#### TASK TO COMPLETE:
Find every line in the data that contains the word "codons". Return each of those lines.

#### DATA LISTING:
━━━━━━━━━━━━━━━━━━━━━━━━━━━━━━

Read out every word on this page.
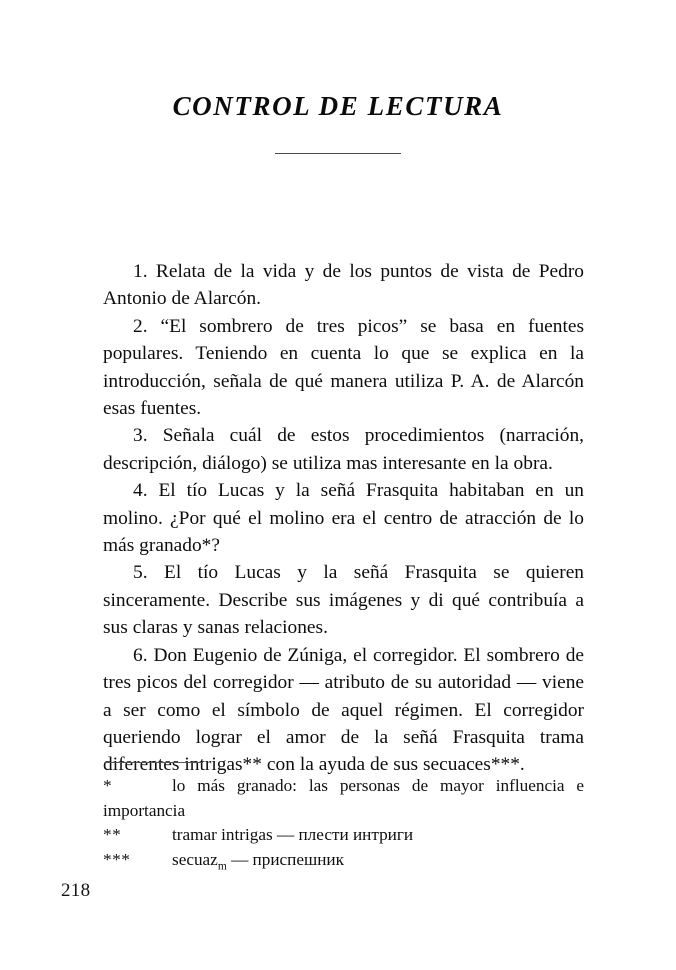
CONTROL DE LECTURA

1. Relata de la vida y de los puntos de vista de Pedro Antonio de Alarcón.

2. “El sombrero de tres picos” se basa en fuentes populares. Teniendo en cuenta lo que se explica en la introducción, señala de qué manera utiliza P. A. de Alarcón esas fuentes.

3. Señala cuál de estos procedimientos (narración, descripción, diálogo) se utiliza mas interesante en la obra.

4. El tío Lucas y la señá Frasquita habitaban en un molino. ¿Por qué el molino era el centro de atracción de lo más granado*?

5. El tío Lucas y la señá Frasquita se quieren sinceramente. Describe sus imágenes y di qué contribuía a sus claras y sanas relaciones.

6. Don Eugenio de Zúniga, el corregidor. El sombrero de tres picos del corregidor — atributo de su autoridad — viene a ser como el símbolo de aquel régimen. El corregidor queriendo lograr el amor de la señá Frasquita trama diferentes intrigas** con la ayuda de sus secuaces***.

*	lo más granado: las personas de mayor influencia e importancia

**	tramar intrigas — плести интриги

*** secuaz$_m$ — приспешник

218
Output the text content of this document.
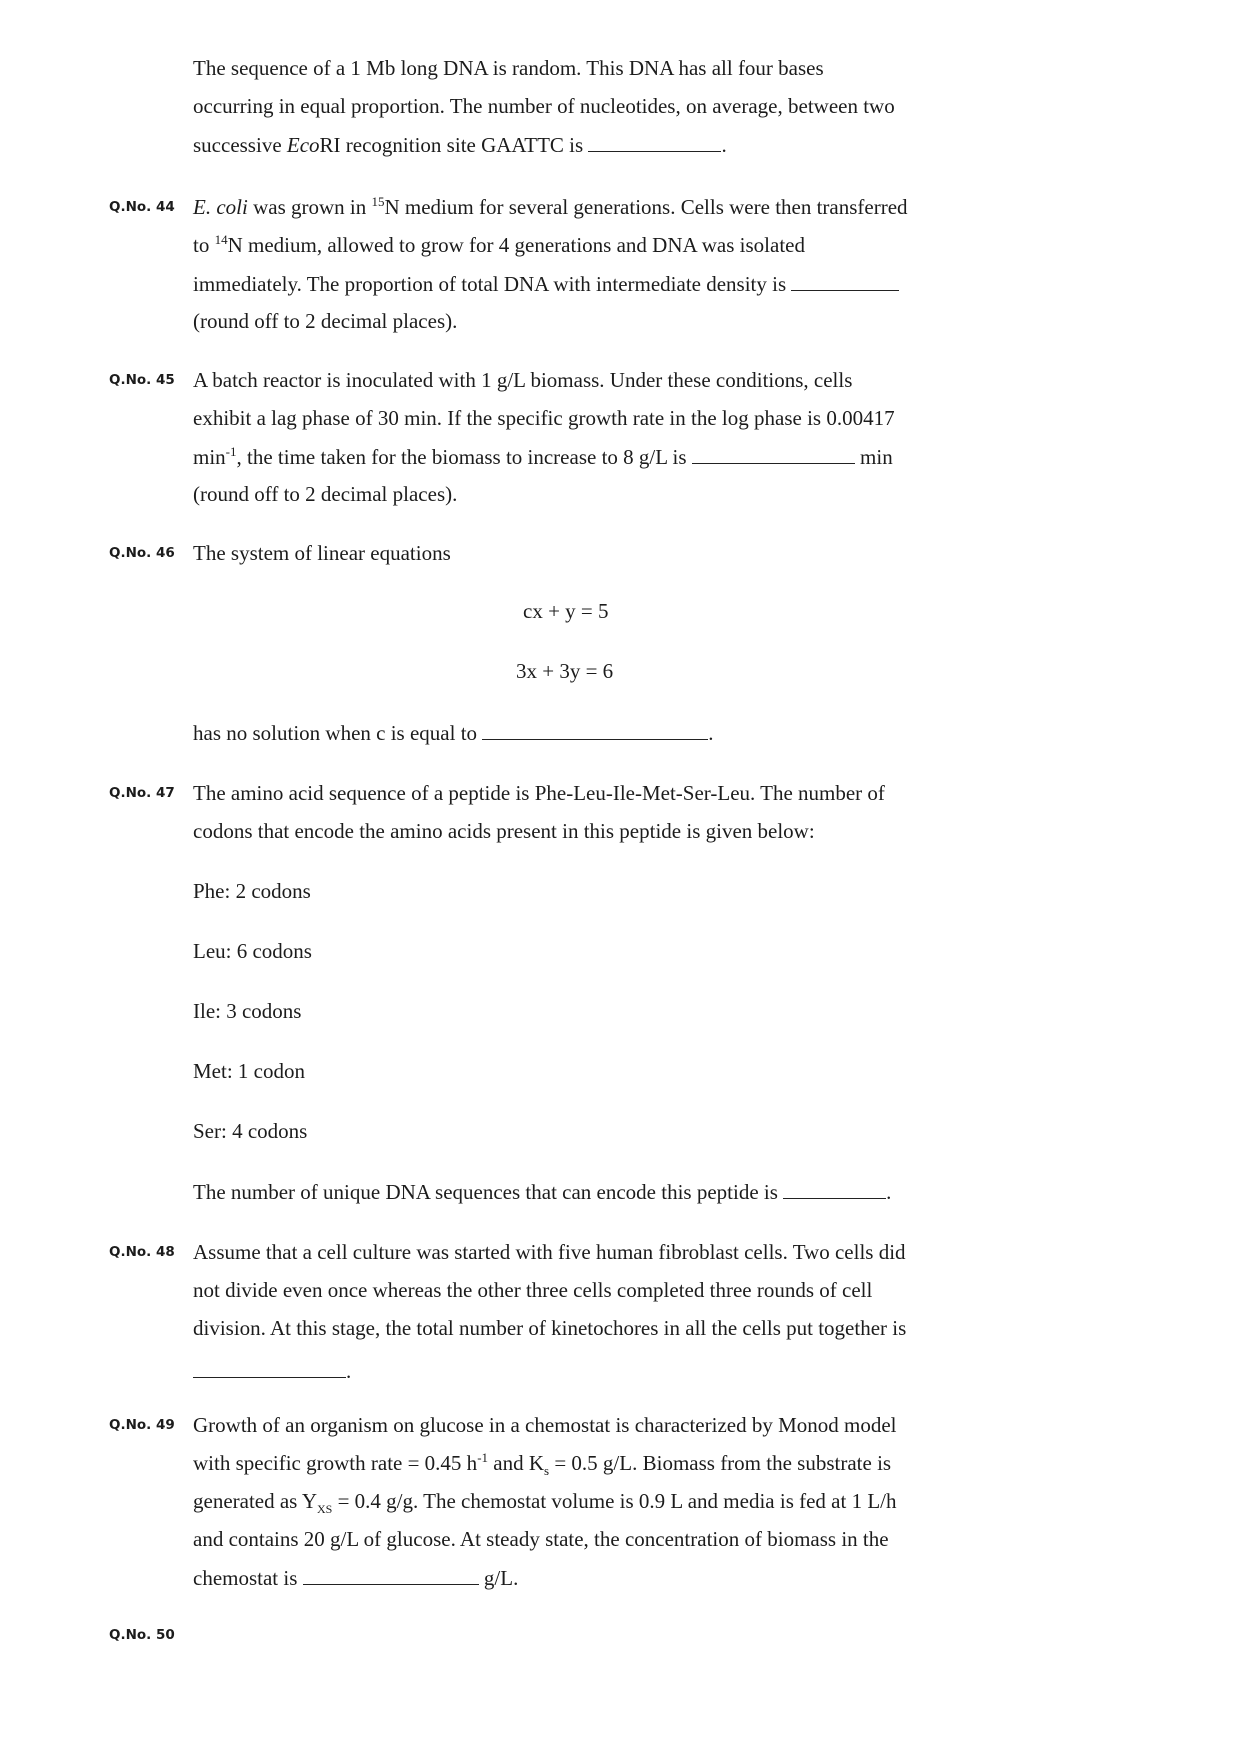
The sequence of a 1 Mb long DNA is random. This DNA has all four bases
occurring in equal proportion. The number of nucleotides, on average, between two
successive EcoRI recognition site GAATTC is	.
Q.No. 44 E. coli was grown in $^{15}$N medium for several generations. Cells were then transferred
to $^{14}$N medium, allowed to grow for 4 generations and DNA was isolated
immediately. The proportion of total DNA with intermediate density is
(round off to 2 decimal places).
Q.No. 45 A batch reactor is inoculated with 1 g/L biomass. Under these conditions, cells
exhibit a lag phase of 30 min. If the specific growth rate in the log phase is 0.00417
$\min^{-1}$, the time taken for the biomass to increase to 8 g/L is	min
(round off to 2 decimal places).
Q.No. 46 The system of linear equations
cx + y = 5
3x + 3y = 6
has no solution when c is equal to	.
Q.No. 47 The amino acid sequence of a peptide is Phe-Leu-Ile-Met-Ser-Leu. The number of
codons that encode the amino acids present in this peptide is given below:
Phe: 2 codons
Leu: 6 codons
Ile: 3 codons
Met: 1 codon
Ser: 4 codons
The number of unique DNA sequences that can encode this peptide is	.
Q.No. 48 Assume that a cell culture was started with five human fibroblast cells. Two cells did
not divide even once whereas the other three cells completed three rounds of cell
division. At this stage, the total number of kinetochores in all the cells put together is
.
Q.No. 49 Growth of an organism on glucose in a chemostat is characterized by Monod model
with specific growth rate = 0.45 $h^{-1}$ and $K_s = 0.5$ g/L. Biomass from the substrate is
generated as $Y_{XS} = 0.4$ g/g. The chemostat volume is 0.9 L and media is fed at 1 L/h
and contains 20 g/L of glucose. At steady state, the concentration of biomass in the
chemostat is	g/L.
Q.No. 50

━━━━━━━━━━━━━━━━━━━━━━━━━━━━━━

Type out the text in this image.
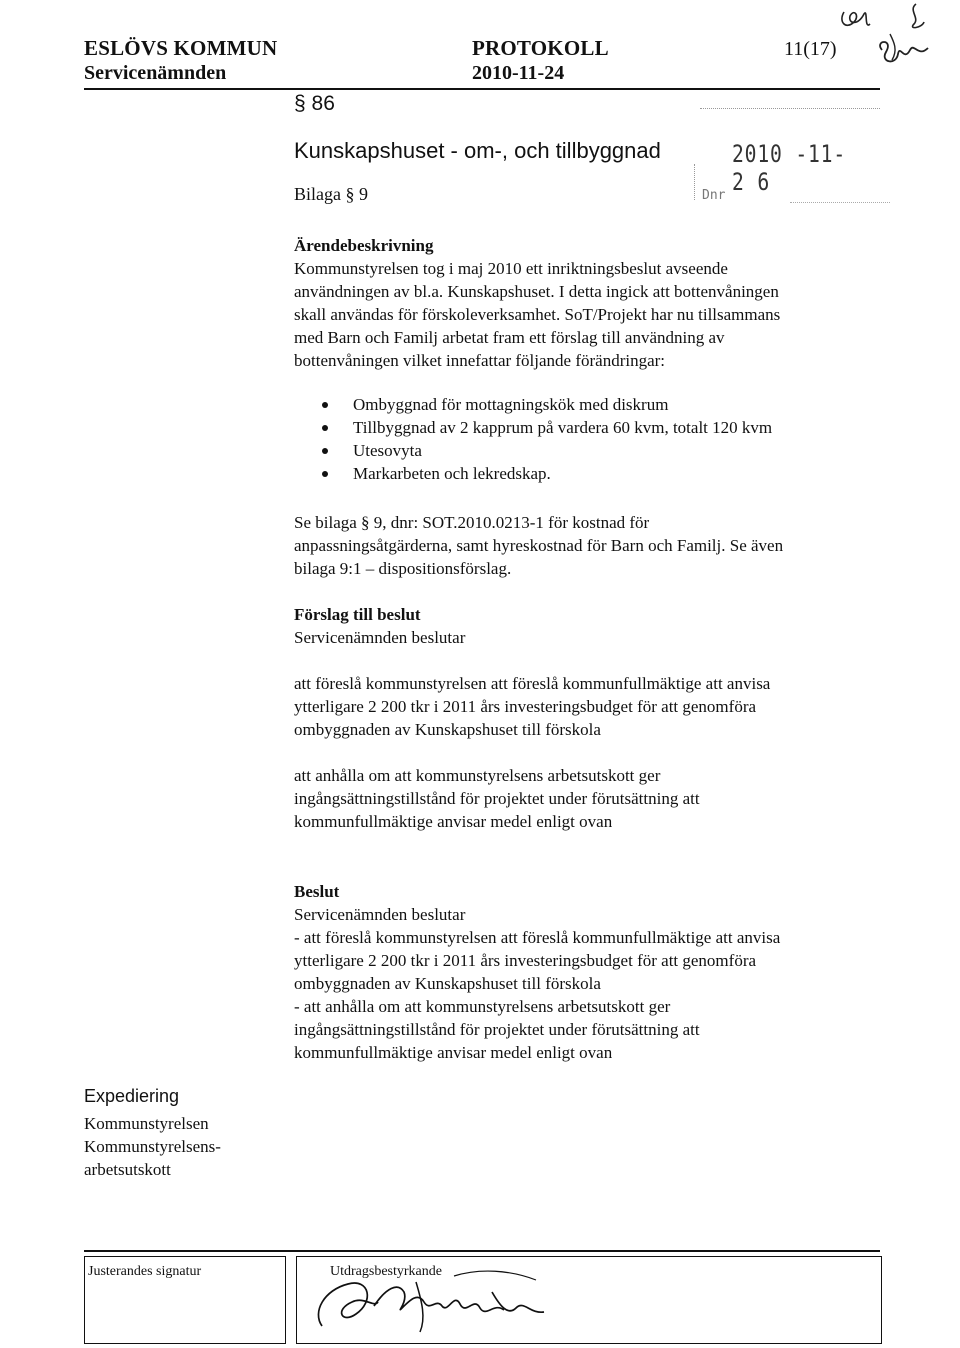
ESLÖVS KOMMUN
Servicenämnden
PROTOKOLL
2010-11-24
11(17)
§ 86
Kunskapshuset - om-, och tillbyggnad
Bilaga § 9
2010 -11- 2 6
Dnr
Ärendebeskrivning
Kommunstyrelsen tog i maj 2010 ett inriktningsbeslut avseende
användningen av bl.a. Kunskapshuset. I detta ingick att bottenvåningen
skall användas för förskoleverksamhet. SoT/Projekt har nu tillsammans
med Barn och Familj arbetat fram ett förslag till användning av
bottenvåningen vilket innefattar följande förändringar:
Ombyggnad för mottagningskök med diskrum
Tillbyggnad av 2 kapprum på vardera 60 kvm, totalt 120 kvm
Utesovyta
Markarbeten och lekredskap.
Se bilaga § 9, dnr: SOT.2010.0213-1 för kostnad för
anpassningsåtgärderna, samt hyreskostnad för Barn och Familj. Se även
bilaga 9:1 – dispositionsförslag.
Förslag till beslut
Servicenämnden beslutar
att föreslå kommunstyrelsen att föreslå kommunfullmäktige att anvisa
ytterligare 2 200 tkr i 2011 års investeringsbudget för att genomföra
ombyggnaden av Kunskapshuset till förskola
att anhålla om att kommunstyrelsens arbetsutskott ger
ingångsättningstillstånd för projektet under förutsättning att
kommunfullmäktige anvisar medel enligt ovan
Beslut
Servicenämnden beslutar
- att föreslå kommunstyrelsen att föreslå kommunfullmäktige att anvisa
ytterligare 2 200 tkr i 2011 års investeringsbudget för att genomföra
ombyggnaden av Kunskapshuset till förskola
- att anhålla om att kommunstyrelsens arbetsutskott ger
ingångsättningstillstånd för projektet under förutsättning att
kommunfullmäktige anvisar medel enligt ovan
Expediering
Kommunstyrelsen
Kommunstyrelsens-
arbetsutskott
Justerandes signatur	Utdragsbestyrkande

━━━━━━━━━━━━━━━━━━━━━━━━━━━━━━

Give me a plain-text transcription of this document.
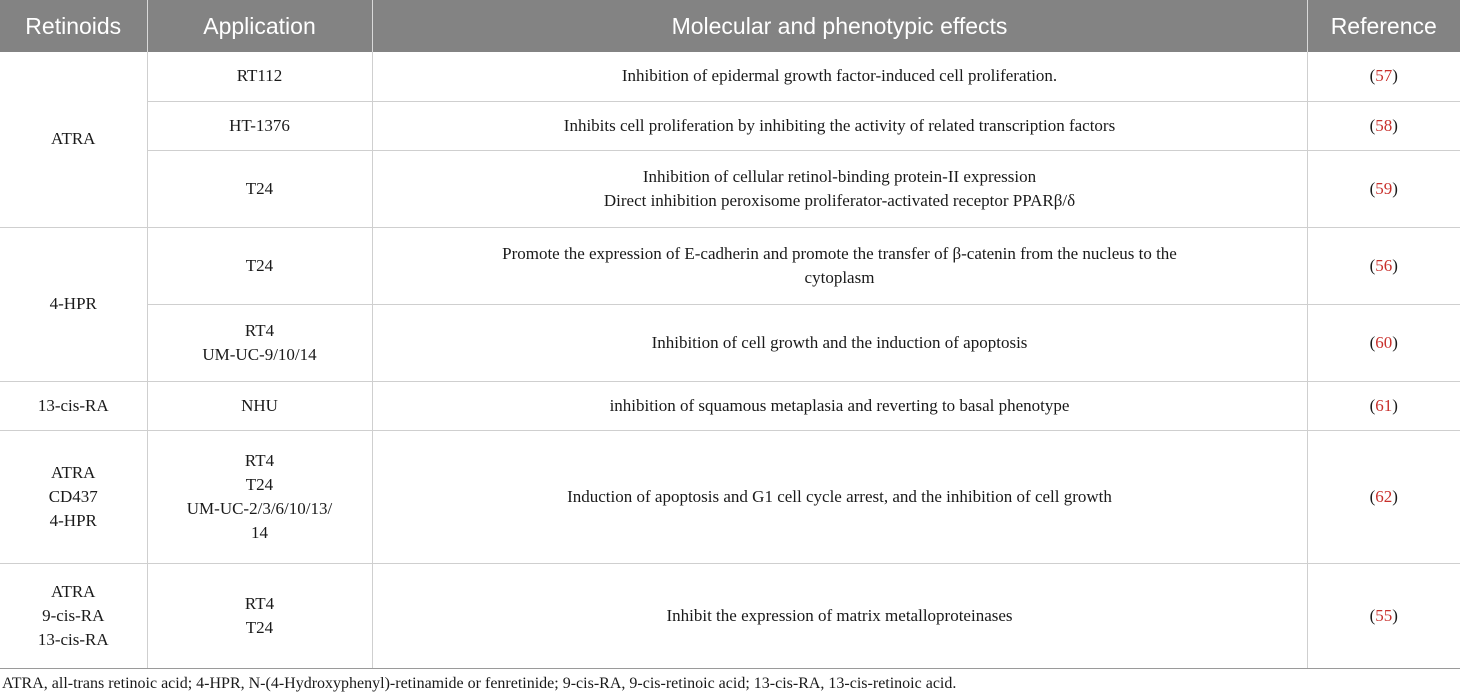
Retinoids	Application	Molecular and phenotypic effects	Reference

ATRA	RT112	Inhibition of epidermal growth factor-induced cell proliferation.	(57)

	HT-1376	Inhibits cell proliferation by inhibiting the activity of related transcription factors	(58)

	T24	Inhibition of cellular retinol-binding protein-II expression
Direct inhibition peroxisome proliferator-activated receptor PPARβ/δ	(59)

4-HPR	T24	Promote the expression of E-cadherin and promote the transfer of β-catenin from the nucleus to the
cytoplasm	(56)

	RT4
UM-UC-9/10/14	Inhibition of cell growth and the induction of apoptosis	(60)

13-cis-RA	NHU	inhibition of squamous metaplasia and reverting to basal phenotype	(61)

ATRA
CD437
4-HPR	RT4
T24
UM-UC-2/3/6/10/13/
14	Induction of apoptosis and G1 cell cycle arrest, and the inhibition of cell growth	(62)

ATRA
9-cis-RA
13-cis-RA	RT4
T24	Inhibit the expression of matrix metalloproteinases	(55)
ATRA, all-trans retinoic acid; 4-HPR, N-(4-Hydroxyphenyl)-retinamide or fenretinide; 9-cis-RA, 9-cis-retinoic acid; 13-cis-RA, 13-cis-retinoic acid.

━━━━━━━━━━━━━━━━━━━━━━━━━━━━━━

#### ANSWER BOX:
codons that encode the amino acids present in this peptide is given below:
Phe: 2 codons
Leu: 6 codons
Ile: 3 codons
Ser: 4 codons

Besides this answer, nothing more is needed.